Exercise.
Report how many lines of the entries below contain the word "edificios", and nothing more.
[Start of Entries]
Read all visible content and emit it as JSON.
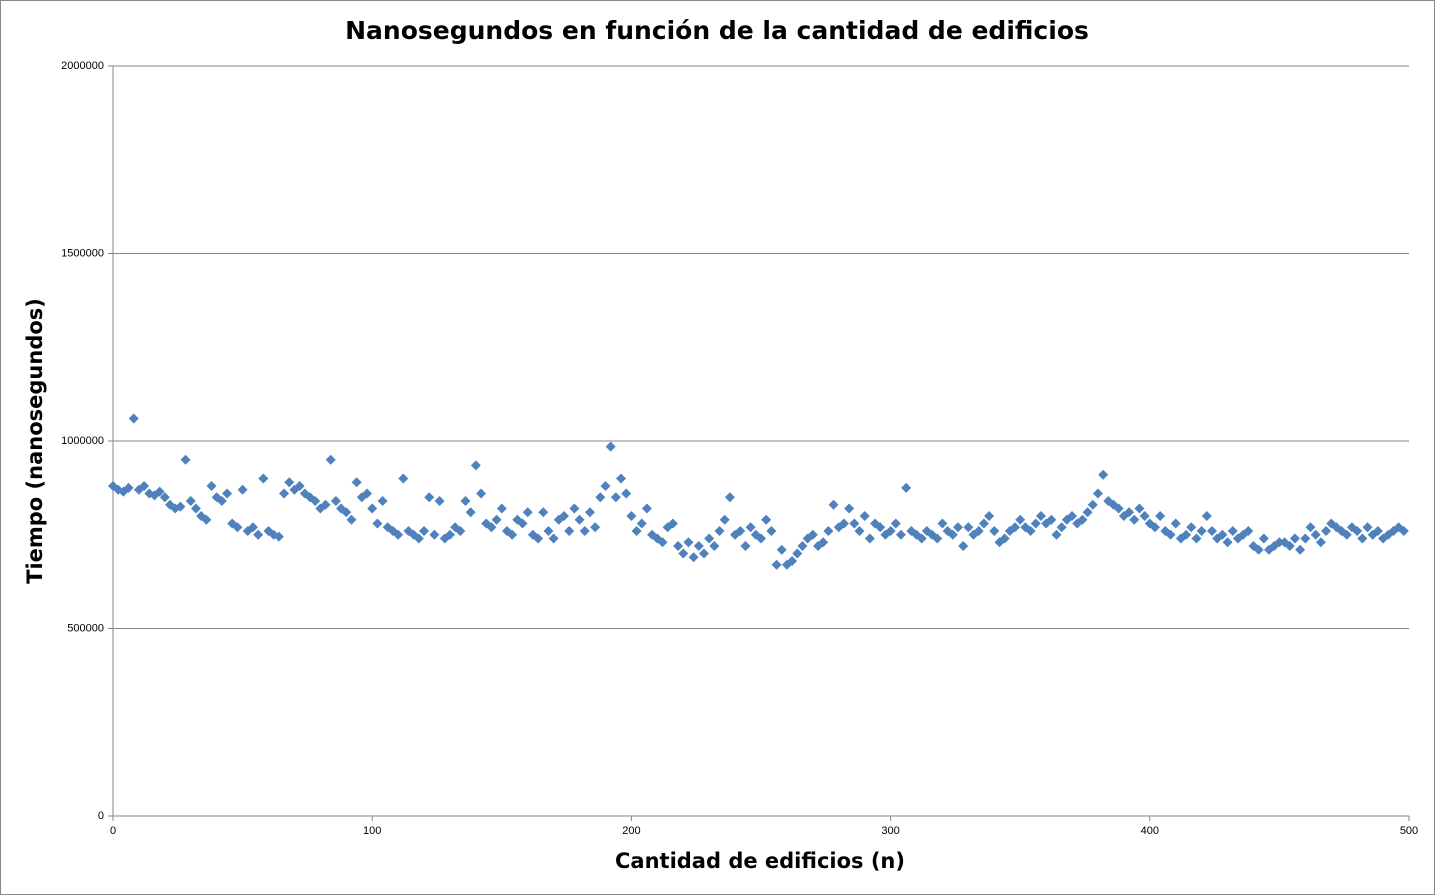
{
  "chart_data": {
    "type": "scatter",
    "title": "Nanosegundos en función de la cantidad de edificios",
    "x_label": "Cantidad de edificios (n)",
    "y_label": "Tiempo (nanosegundos)",
    "xlim": [
      0,
      500
    ],
    "xticks": [
      0,
      100,
      200,
      300,
      400,
      500
    ],
    "ylim": [
      0,
      2000000
    ],
    "yticks": [
      0,
      500000,
      1000000,
      1500000,
      2000000
    ],
    "grid": true,
    "color": "#4f81bd",
    "x": [
      0,
      2,
      4,
      6,
      8,
      10,
      12,
      14,
      16,
      18,
      20,
      22,
      24,
      26,
      28,
      30,
      32,
      34,
      36,
      38,
      40,
      42,
      44,
      46,
      48,
      50,
      52,
      54,
      56,
      58,
      60,
      62,
      64,
      66,
      68,
      70,
      72,
      74,
      76,
      78,
      80,
      82,
      84,
      86,
      88,
      90,
      92,
      94,
      96,
      98,
      100,
      102,
      104,
      106,
      108,
      110,
      112,
      114,
      116,
      118,
      120,
      122,
      124,
      126,
      128,
      130,
      132,
      134,
      136,
      138,
      140,
      142,
      144,
      146,
      148,
      150,
      152,
      154,
      156,
      158,
      160,
      162,
      164,
      166,
      168,
      170,
      172,
      174,
      176,
      178,
      180,
      182,
      184,
      186,
      188,
      190,
      192,
      194,
      196,
      198,
      200,
      202,
      204,
      206,
      208,
      210,
      212,
      214,
      216,
      218,
      220,
      222,
      224,
      226,
      228,
      230,
      232,
      234,
      236,
      238,
      240,
      242,
      244,
      246,
      248,
      250,
      252,
      254,
      256,
      258,
      260,
      262,
      264,
      266,
      268,
      270,
      272,
      274,
      276,
      278,
      280,
      282,
      284,
      286,
      288,
      290,
      292,
      294,
      296,
      298,
      300,
      302,
      304,
      306,
      308,
      310,
      312,
      314,
      316,
      318,
      320,
      322,
      324,
      326,
      328,
      330,
      332,
      334,
      336,
      338,
      340,
      342,
      344,
      346,
      348,
      350,
      352,
      354,
      356,
      358,
      360,
      362,
      364,
      366,
      368,
      370,
      372,
      374,
      376,
      378,
      380,
      382,
      384,
      386,
      388,
      390,
      392,
      394,
      396,
      398,
      400,
      402,
      404,
      406,
      408,
      410,
      412,
      414,
      416,
      418,
      420,
      422,
      424,
      426,
      428,
      430,
      432,
      434,
      436,
      438,
      440,
      442,
      444,
      446,
      448,
      450,
      452,
      454,
      456,
      458,
      460,
      462,
      464,
      466,
      468,
      470,
      472,
      474,
      476,
      478,
      480,
      482,
      484,
      486,
      488,
      490,
      492,
      494,
      496,
      498
    ],
    "values": [
      880000,
      870000,
      865000,
      875000,
      1060000,
      870000,
      880000,
      860000,
      855000,
      865000,
      850000,
      830000,
      820000,
      825000,
      950000,
      840000,
      820000,
      800000,
      790000,
      880000,
      850000,
      840000,
      860000,
      780000,
      770000,
      870000,
      760000,
      770000,
      750000,
      900000,
      760000,
      750000,
      745000,
      860000,
      890000,
      870000,
      880000,
      860000,
      850000,
      840000,
      820000,
      830000,
      950000,
      840000,
      820000,
      810000,
      790000,
      890000,
      850000,
      860000,
      820000,
      780000,
      840000,
      770000,
      760000,
      750000,
      900000,
      760000,
      750000,
      740000,
      760000,
      850000,
      750000,
      840000,
      740000,
      750000,
      770000,
      760000,
      840000,
      810000,
      935000,
      860000,
      780000,
      770000,
      790000,
      820000,
      760000,
      750000,
      790000,
      780000,
      810000,
      750000,
      740000,
      810000,
      760000,
      740000,
      790000,
      800000,
      760000,
      820000,
      790000,
      760000,
      810000,
      770000,
      850000,
      880000,
      985000,
      850000,
      900000,
      860000,
      800000,
      760000,
      780000,
      820000,
      750000,
      740000,
      730000,
      770000,
      780000,
      720000,
      700000,
      730000,
      690000,
      720000,
      700000,
      740000,
      720000,
      760000,
      790000,
      850000,
      750000,
      760000,
      720000,
      770000,
      750000,
      740000,
      790000,
      760000,
      670000,
      710000,
      670000,
      680000,
      700000,
      720000,
      740000,
      750000,
      720000,
      730000,
      760000,
      830000,
      770000,
      780000,
      820000,
      780000,
      760000,
      800000,
      740000,
      780000,
      770000,
      750000,
      760000,
      780000,
      750000,
      875000,
      760000,
      750000,
      740000,
      760000,
      750000,
      740000,
      780000,
      760000,
      750000,
      770000,
      720000,
      770000,
      750000,
      760000,
      780000,
      800000,
      760000,
      730000,
      740000,
      760000,
      770000,
      790000,
      770000,
      760000,
      780000,
      800000,
      780000,
      790000,
      750000,
      770000,
      790000,
      800000,
      780000,
      790000,
      810000,
      830000,
      860000,
      910000,
      840000,
      830000,
      820000,
      800000,
      810000,
      790000,
      820000,
      800000,
      780000,
      770000,
      800000,
      760000,
      750000,
      780000,
      740000,
      750000,
      770000,
      740000,
      760000,
      800000,
      760000,
      740000,
      750000,
      730000,
      760000,
      740000,
      750000,
      760000,
      720000,
      710000,
      740000,
      710000,
      720000,
      730000,
      730000,
      720000,
      740000,
      710000,
      740000,
      770000,
      750000,
      730000,
      760000,
      780000,
      770000,
      760000,
      750000,
      770000,
      760000,
      740000,
      770000,
      750000,
      760000,
      740000,
      750000,
      760000,
      770000,
      760000
    ]
  }
}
[End of Entries]
Task response.
2